## The exercise
Go through the material below and copy all lines with "تتميمه".

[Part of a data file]
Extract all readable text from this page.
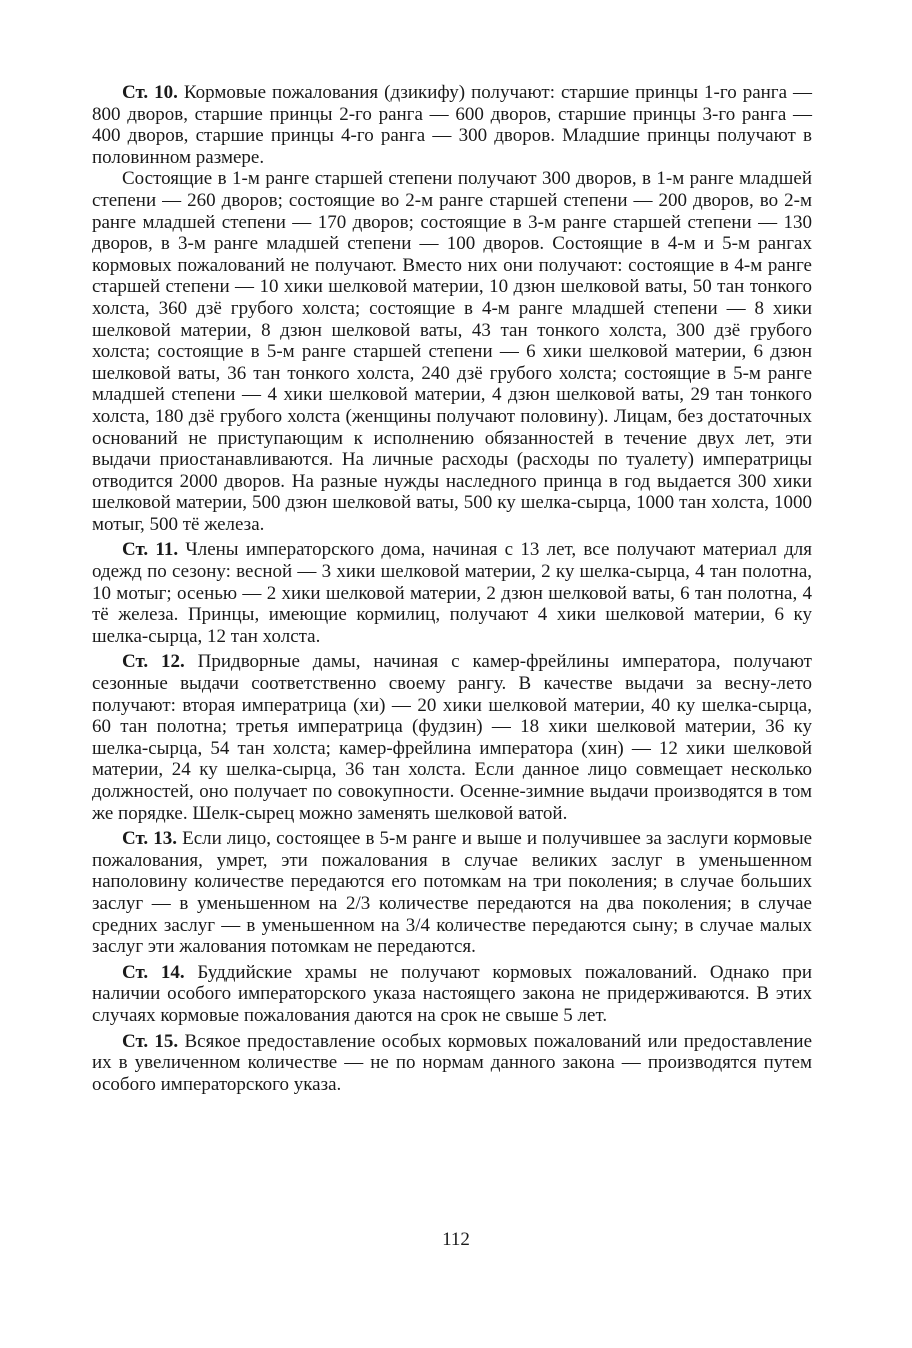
Ст. 10. Кормовые пожалования (дзикифу) получают: старшие принцы 1-го ранга — 800 дворов, старшие принцы 2-го ранга — 600 дворов, старшие принцы 3-го ранга — 400 дворов, старшие принцы 4-го ранга — 300 дворов. Младшие принцы получают в половинном размере.

Состоящие в 1-м ранге старшей степени получают 300 дворов, в 1-м ранге младшей степени — 260 дворов; состоящие во 2-м ранге старшей степени — 200 дворов, во 2-м ранге младшей степени — 170 дворов; состоящие в 3-м ранге старшей степени — 130 дворов, в 3-м ранге младшей степени — 100 дворов. Состоящие в 4-м и 5-м рангах кормовых пожалований не получают. Вместо них они получают: состоящие в 4-м ранге старшей степени — 10 хики шелковой материи, 10 дзюн шелковой ваты, 50 тан тонкого холста, 360 дзё грубого холста; состоящие в 4-м ранге младшей степени — 8 хики шелковой материи, 8 дзюн шелковой ваты, 43 тан тонкого холста, 300 дзё грубого холста; состоящие в 5-м ранге старшей степени — 6 хики шелковой материи, 6 дзюн шелковой ваты, 36 тан тонкого холста, 240 дзё грубого холста; состоящие в 5-м ранге младшей степени — 4 хики шелковой материи, 4 дзюн шелковой ваты, 29 тан тонкого холста, 180 дзё грубого холста (женщины получают половину). Лицам, без достаточных оснований не приступающим к исполнению обязанностей в течение двух лет, эти выдачи приостанавливаются. На личные расходы (расходы по туалету) императрицы отводится 2000 дворов. На разные нужды наследного принца в год выдается 300 хики шелковой материи, 500 дзюн шелковой ваты, 500 ку шелка-сырца, 1000 тан холста, 1000 мотыг, 500 тё железа.

Ст. 11. Члены императорского дома, начиная с 13 лет, все получают материал для одежд по сезону: весной — 3 хики шелковой материи, 2 ку шелка-сырца, 4 тан полотна, 10 мотыг; осенью — 2 хики шелковой материи, 2 дзюн шелковой ваты, 6 тан полотна, 4 тё железа. Принцы, имеющие кормилиц, получают 4 хики шелковой материи, 6 ку шелка-сырца, 12 тан холста.

Ст. 12. Придворные дамы, начиная с камер-фрейлины императора, получают сезонные выдачи соответственно своему рангу. В качестве выдачи за весну-лето получают: вторая императрица (хи) — 20 хики шелковой материи, 40 ку шелка-сырца, 60 тан полотна; третья императрица (фудзин) — 18 хики шелковой материи, 36 ку шелка-сырца, 54 тан холста; камер-фрейлина императора (хин) — 12 хики шелковой материи, 24 ку шелка-сырца, 36 тан холста. Если данное лицо совмещает несколько должностей, оно получает по совокупности. Осенне-зимние выдачи производятся в том же порядке. Шелк-сырец можно заменять шелковой ватой.

Ст. 13. Если лицо, состоящее в 5-м ранге и выше и получившее за заслуги кормовые пожалования, умрет, эти пожалования в случае великих заслуг в уменьшенном наполовину количестве передаются его потомкам на три поколения; в случае больших заслуг — в уменьшенном на 2/3 количестве передаются на два поколения; в случае средних заслуг — в уменьшенном на 3/4 количестве передаются сыну; в случае малых заслуг эти жалования потомкам не передаются.

Ст. 14. Буддийские храмы не получают кормовых пожалований. Однако при наличии особого императорского указа настоящего закона не придерживаются. В этих случаях кормовые пожалования даются на срок не свыше 5 лет.

Ст. 15. Всякое предоставление особых кормовых пожалований или предоставление их в увеличенном количестве — не по нормам данного закона — производятся путем особого императорского указа.

112
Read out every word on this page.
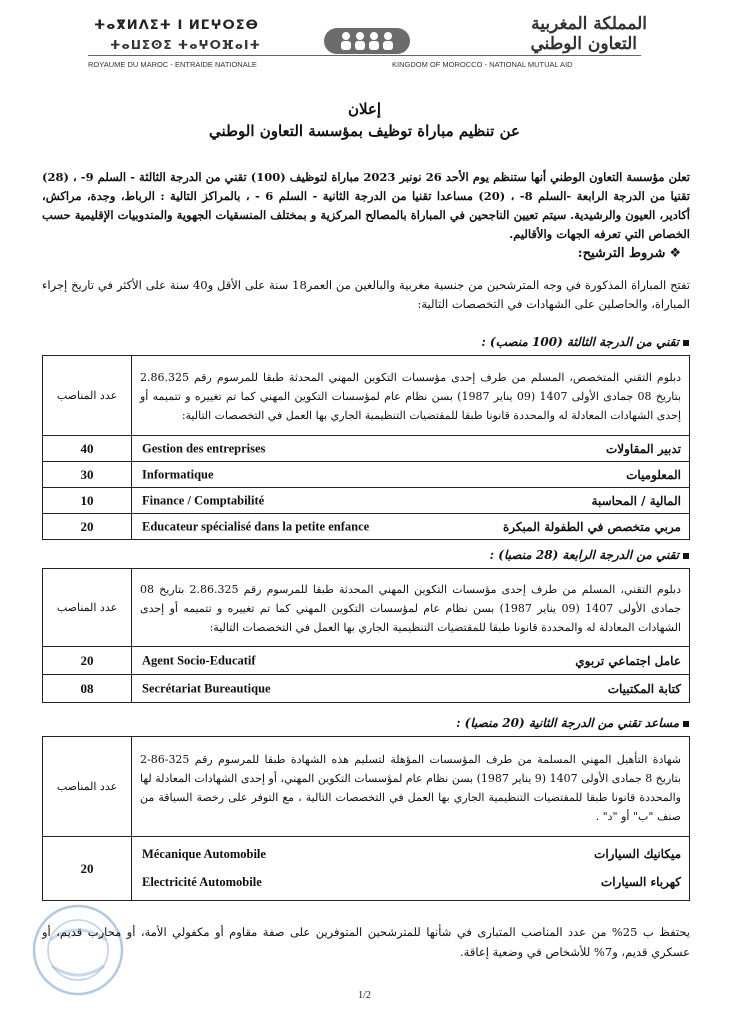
ⵜⴰⴳⵍⴷⵉⵜ ⵏ ⵍⵎⵖⵔⵉⴱ
ⵜⴰⵡⵉⵙⵉ ⵜⴰⵖⵔⴼⴰⵏⵜ
المملكة المغربية
التعاون الوطني
ROYAUME DU MAROC - ENTRAIDE NATIONALE	KINGDOM OF MOROCCO - NATIONAL MUTUAL AID
إعلان
عن تنظيم مباراة توظيف بمؤسسة التعاون الوطني
تعلن مؤسسة التعاون الوطني أنها ستنظم يوم الأحد 26 نونبر 2023 مباراة لتوظيف (100) تقني من الدرجة الثالثة - السلم 9- ، (28) تقنيا من الدرجة الرابعة -السلم 8- ، (20) مساعدا تقنيا من الدرجة الثانية - السلم 6 - ، بالمراكز التالية : الرباط، وجدة، مراكش، أكادير، العيون والرشيدية. سيتم تعيين الناجحين في المباراة بالمصالح المركزية و بمختلف المنسقيات الجهوية والمندوبيات الإقليمية حسب الخصاص التي تعرفه الجهات والأقاليم.
❖شروط الترشيح:
تفتح المباراة المذكورة في وجه المترشحين من جنسية مغربية والبالغين من العمر18 سنة على الأقل و40 سنة على الأكثر في تاريخ إجراء المباراة، والحاصلين على الشهادات في التخصصات التالية:
تقني من الدرجة الثالثة (100 منصب) :
عدد المناصب	دبلوم التقني المتخصص، المسلم من طرف إحدى مؤسسات التكوين المهني المحدثة طبقا للمرسوم رقم 2.86.325 بتاريخ 08 جمادى الأولى 1407 (09 يناير 1987) بسن نظام عام لمؤسسات التكوين المهني كما تم تغييره و تتميمه أو إحدى الشهادات المعادلة له والمحددة قانونا طبقا للمقتضيات التنظيمية الجاري بها العمل في التخصصات التالية:
40	Gestion des entreprises تدبير المقاولات

30	Informatique المعلوميات

10	Finance / Comptabilité المالية / المحاسبة

20	Educateur spécialisé dans la petite enfance مربي متخصص في الطفولة المبكرة
تقني من الدرجة الرابعة (28 منصبا) :
عدد المناصب	دبلوم التقني، المسلم من طرف إحدى مؤسسات التكوين المهني المحدثة طبقا للمرسوم رقم 2.86.325 بتاريخ 08 جمادى الأولى 1407 (09 يناير 1987) بسن نظام عام لمؤسسات التكوين المهني كما تم تغييره و تتميمه أو إحدى الشهادات المعادلة له والمحددة قانونا طبقا للمقتضيات التنظيمية الجاري بها العمل في التخصصات التالية:
20	Agent Socio-Educatif عامل اجتماعي تربوي

08	Secrétariat Bureautique كتابة المكتبيات
مساعد تقني من الدرجة الثانية (20 منصبا) :
عدد المناصب	شهادة التأهيل المهني المسلمة من طرف المؤسسات المؤهلة لتسليم هذه الشهادة طبقا للمرسوم رقم 325-86-2 بتاريخ 8 جمادى الأولى 1407 (9 يناير 1987) بسن نظام عام لمؤسسات التكوين المهني، أو إحدى الشهادات المعادلة لها والمحددة قانونا طبقا للمقتضيات التنظيمية الجاري بها العمل في التخصصات التالية ، مع التوفر على رخصة السياقة من صنف "ب" أو "د" .
20	Mécanique Automobile ميكانيك السيارات
Electricité Automobile كهرباء السيارات
يحتفظ ب 25% من عدد المناصب المتبارى في شأنها للمترشحين المتوفرين على صفة مقاوم أو مكفولي الأمة، أو محارب قديم، أو عسكري قديم، و7% للأشخاص في وضعية إعاقة.
1/2
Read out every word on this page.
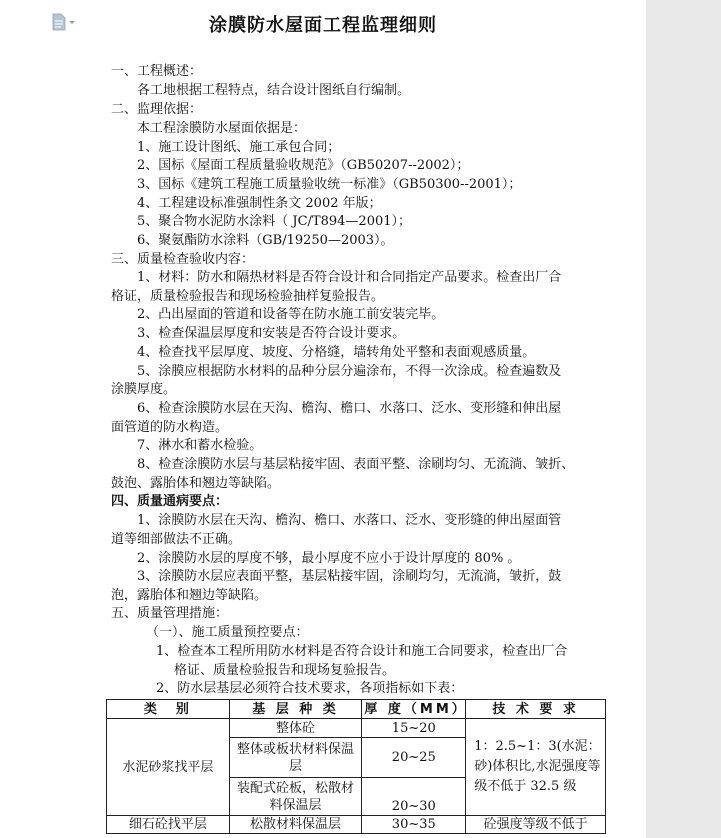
涂膜防水屋面工程监理细则
一、工程概述：
各工地根据工程特点，结合设计图纸自行编制。
二、监理依据：
本工程涂膜防水屋面依据是：
1、施工设计图纸、施工承包合同；
2、国标《屋面工程质量验收规范》（GB50207--2002）；
3、国标《建筑工程施工质量验收统一标准》（GB50300--2001）；
4、工程建设标准强制性条文 2002 年版；
5、聚合物水泥防水涂料（ JC/T894—2001）；
6、聚氨酯防水涂料（GB/19250—2003）。
三、质量检查验收内容：
1、材料：防水和隔热材料是否符合设计和合同指定产品要求。检查出厂合
格证，质量检验报告和现场检验抽样复验报告。
2、凸出屋面的管道和设备等在防水施工前安装完毕。
3、检查保温层厚度和安装是否符合设计要求。
4、检查找平层厚度、坡度、分格缝，墙转角处平整和表面观感质量。
5、涂膜应根据防水材料的品种分层分遍涂布，不得一次涂成。检查遍数及
涂膜厚度。
6、检查涂膜防水层在天沟、檐沟、檐口、水落口、泛水、变形缝和伸出屋
面管道的防水构造。
7、淋水和蓄水检验。
8、检查涂膜防水层与基层粘接牢固、表面平整、涂刷均匀、无流淌、皱折、
鼓泡、露胎体和翘边等缺陷。
四、质量通病要点：
1、涂膜防水层在天沟、檐沟、檐口、水落口、泛水、变形缝的伸出屋面管
道等细部做法不正确。
2、涂膜防水层的厚度不够，最小厚度不应小于设计厚度的 80% 。
3、涂膜防水层应表面平整，基层粘接牢固，涂刷均匀，无流淌，皱折，鼓
泡，露胎体和翘边等缺陷。
五、质量管理措施：
（一）、施工质量预控要点：
1、检查本工程所用防水材料是否符合设计和施工合同要求，检查出厂合
格证、质量检验报告和现场复验报告。
2、防水层基层必须符合技术要求，各项指标如下表：
类　别	基 层 种 类	厚 度（MM）	技 术 要 求
水泥砂浆找平层	整体砼	15~20	1：2.5~1：3(水泥：砂)体积比,水泥强度等级不低于 32.5 级
	整体或板状材料保温层	20~25	
	装配式砼板，松散材料保温层	20~30	
细石砼找平层	松散材料保温层	30~35	砼强度等级不低于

## Task solution
عدد المناصب	دبلوم التقني المتخصص، المسلم من طرف إحدى مؤسسات التكوين المهني المحدثة طبقا للمرسوم رقم 2.86.325 بتاريخ 08 جمادى الأولى 1407 (09 يناير 1987) بسن نظام عام لمؤسسات التكوين المهني كما تم تغييره و تتميمه أو إحدى الشهادات المعادلة له والمحددة قانونا طبقا للمقتضيات التنظيمية الجاري بها العمل في التخصصات التالية:
عدد المناصب	دبلوم التقني، المسلم من طرف إحدى مؤسسات التكوين المهني المحدثة طبقا للمرسوم رقم 2.86.325 بتاريخ 08 جمادى الأولى 1407 (09 يناير 1987) بسن نظام عام لمؤسسات التكوين المهني كما تم تغييره و تتميمه أو إحدى الشهادات المعادلة له والمحددة قانونا طبقا للمقتضيات التنظيمية الجاري بها العمل في التخصصات التالية:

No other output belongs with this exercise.